__Input material__

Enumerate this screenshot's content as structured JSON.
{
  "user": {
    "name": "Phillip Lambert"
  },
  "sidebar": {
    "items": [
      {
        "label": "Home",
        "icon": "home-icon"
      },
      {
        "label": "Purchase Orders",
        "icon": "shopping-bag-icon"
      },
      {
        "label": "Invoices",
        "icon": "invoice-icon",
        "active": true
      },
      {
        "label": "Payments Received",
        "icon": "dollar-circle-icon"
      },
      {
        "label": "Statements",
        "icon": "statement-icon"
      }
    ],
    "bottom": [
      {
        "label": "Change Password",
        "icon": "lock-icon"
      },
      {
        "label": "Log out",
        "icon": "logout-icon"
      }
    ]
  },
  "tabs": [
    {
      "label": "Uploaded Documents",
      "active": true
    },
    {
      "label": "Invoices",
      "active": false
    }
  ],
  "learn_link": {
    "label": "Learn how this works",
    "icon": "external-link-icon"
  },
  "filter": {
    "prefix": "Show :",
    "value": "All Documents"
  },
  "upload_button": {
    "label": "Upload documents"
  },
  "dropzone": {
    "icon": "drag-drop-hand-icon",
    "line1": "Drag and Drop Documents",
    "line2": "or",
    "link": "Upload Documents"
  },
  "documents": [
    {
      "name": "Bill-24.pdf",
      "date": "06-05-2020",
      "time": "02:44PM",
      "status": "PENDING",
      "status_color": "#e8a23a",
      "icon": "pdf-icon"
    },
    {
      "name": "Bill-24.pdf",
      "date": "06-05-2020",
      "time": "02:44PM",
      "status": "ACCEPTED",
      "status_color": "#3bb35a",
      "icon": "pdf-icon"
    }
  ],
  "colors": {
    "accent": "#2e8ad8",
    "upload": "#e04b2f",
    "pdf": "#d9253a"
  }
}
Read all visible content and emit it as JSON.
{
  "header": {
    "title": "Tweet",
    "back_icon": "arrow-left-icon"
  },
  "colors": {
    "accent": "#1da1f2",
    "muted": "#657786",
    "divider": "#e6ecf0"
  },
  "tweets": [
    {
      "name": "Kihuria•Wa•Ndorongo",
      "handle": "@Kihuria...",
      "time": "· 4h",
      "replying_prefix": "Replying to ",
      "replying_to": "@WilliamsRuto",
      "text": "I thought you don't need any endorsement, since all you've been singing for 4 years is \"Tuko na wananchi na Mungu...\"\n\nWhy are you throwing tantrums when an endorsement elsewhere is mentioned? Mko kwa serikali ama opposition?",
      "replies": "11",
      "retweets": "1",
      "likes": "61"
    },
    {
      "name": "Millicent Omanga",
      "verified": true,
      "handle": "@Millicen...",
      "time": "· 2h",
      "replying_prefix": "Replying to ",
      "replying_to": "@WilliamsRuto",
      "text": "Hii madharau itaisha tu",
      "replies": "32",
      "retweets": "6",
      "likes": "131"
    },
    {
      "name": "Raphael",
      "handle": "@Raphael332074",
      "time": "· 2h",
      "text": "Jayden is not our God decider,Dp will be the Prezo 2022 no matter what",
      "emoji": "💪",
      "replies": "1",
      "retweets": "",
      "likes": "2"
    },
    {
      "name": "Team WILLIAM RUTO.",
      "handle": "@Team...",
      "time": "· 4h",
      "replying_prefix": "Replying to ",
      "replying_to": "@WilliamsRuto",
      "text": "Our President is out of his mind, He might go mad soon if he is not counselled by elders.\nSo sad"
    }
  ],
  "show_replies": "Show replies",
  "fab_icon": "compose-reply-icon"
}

--

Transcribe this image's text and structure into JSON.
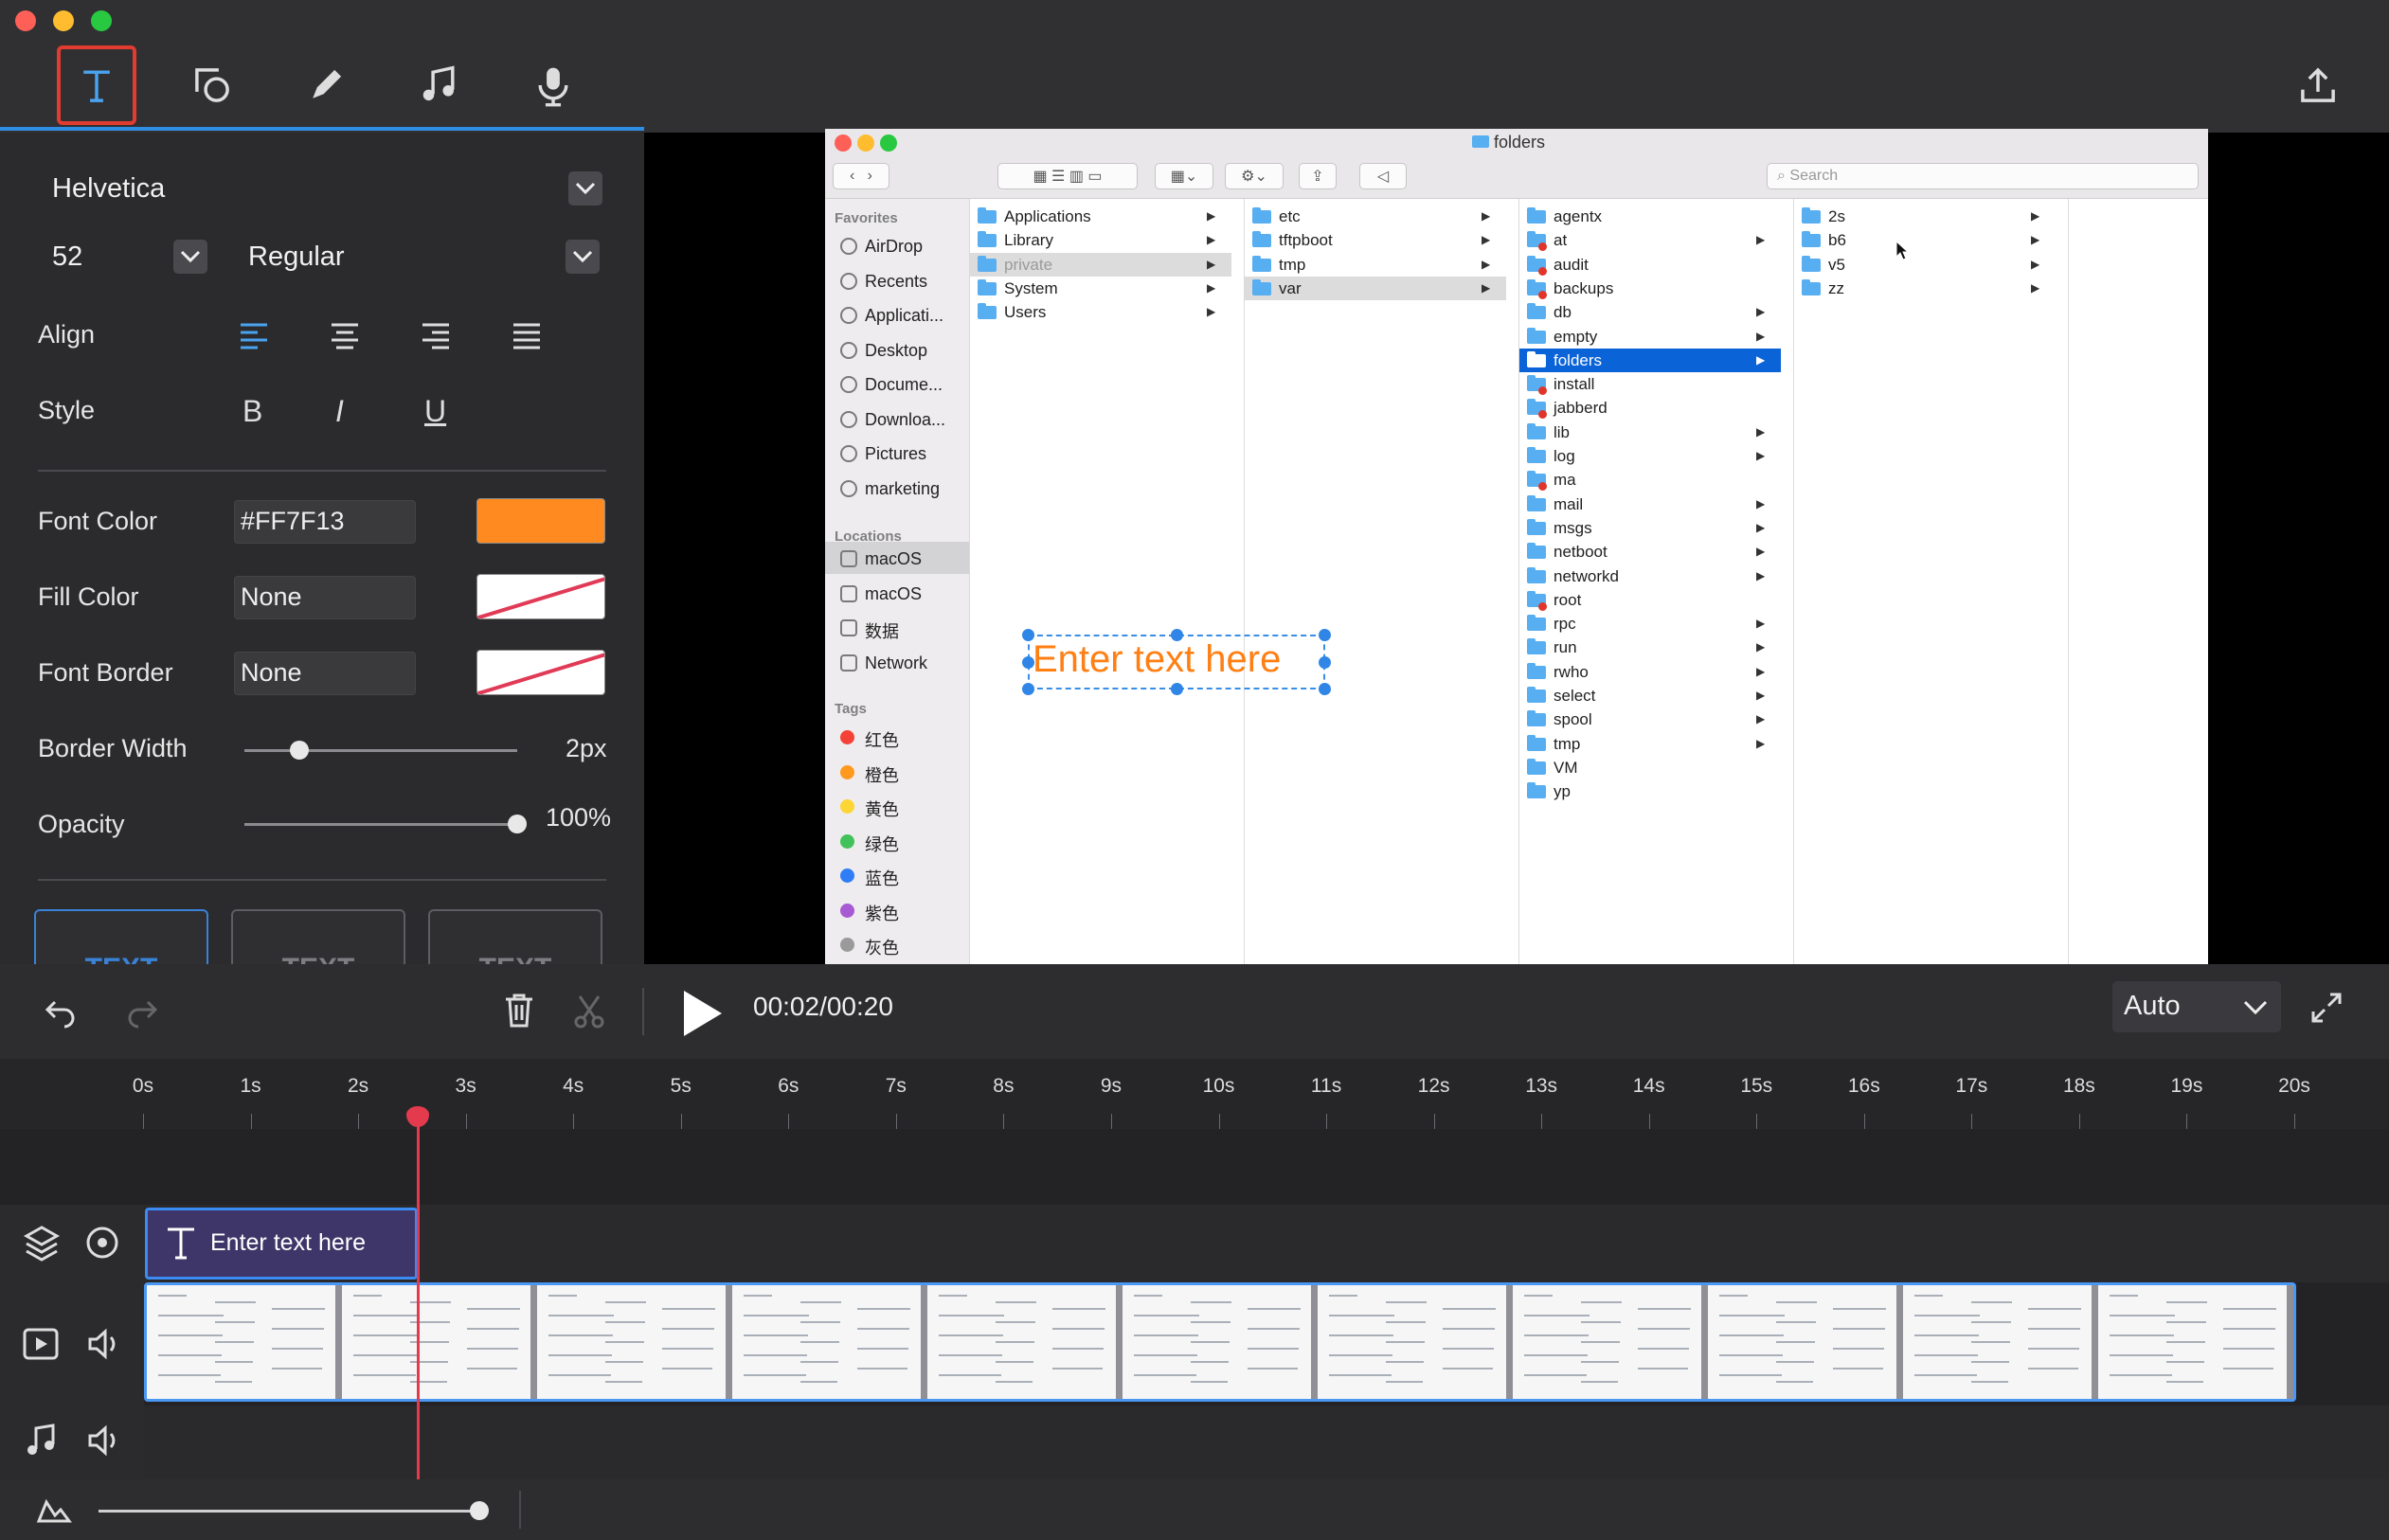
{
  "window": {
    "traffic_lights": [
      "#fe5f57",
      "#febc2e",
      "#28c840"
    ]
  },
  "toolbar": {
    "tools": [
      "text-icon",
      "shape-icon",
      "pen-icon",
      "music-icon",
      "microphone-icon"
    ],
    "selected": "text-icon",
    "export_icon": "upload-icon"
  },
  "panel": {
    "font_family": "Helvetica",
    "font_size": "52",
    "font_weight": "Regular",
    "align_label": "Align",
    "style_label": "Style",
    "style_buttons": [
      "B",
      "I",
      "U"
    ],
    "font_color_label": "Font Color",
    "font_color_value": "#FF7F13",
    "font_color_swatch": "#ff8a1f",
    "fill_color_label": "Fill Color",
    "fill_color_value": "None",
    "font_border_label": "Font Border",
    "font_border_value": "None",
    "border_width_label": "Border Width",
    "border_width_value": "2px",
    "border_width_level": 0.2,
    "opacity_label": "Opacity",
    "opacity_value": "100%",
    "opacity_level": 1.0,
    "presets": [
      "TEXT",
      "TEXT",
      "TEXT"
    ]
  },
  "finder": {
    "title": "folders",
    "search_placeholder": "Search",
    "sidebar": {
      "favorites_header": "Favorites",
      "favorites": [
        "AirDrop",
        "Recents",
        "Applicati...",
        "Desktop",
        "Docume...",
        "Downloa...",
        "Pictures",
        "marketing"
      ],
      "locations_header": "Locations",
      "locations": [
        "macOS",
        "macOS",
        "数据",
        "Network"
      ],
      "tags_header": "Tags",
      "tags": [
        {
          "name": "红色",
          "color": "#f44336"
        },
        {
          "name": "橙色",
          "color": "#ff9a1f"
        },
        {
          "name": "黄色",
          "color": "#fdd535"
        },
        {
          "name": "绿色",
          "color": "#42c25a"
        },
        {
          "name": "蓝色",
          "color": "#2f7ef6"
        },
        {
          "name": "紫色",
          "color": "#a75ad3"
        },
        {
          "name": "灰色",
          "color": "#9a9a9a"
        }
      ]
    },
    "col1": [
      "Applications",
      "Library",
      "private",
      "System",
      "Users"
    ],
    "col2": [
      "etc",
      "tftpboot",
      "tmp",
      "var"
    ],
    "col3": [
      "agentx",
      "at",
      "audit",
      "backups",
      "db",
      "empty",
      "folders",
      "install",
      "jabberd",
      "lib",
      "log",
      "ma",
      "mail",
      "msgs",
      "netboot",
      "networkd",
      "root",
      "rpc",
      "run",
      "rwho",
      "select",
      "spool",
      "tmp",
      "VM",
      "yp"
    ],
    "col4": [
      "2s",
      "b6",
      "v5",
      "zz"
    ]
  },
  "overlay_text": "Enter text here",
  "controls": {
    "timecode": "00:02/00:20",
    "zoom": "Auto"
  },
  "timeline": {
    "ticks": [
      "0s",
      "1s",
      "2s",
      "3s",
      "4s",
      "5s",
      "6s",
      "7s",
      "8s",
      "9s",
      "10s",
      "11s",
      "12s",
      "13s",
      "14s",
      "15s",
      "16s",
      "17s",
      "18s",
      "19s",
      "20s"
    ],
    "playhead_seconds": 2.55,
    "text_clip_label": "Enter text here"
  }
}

--

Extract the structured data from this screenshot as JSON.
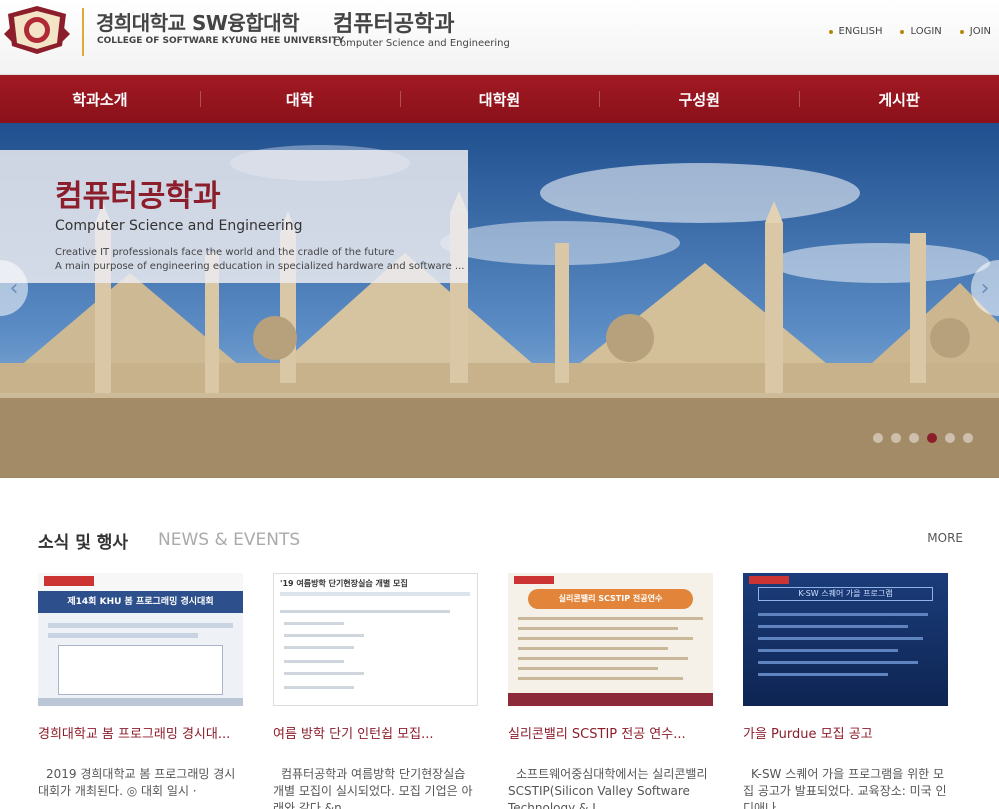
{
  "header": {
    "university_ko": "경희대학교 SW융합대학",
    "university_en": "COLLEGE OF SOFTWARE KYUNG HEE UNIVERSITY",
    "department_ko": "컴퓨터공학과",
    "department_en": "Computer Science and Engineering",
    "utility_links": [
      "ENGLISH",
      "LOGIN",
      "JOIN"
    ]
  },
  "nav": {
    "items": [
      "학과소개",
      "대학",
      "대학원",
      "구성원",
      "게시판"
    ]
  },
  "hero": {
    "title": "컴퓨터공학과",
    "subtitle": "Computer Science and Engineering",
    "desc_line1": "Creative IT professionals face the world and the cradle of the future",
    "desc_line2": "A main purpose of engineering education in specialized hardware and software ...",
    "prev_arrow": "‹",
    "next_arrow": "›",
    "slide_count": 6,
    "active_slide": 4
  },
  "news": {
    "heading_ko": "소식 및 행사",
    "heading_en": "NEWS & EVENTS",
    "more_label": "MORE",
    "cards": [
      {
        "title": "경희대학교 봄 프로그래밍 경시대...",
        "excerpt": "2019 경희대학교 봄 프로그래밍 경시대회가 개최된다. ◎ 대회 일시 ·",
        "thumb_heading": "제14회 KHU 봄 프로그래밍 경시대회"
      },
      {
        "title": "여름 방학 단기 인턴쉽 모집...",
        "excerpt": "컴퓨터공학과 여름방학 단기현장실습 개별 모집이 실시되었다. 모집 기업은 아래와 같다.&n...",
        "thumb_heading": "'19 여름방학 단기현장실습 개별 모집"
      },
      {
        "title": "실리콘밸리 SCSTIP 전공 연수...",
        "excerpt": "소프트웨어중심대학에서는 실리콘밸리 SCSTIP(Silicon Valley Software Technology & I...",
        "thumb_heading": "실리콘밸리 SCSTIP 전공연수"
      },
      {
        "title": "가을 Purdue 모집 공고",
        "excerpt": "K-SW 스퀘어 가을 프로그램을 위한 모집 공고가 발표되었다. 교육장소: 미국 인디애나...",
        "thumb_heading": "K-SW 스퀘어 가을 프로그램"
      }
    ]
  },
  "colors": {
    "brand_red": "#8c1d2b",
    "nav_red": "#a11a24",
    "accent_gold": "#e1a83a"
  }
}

__Prompt__
Filter out all lines lacking the word "프로그래밍" and copy the rest.

__Response to this exercise__
        "title": "경희대학교 봄 프로그래밍 경시대...",
        "excerpt": "2019 경희대학교 봄 프로그래밍 경시대회가 개최된다. ◎ 대회 일시 ·",
        "thumb_heading": "제14회 KHU 봄 프로그래밍 경시대회"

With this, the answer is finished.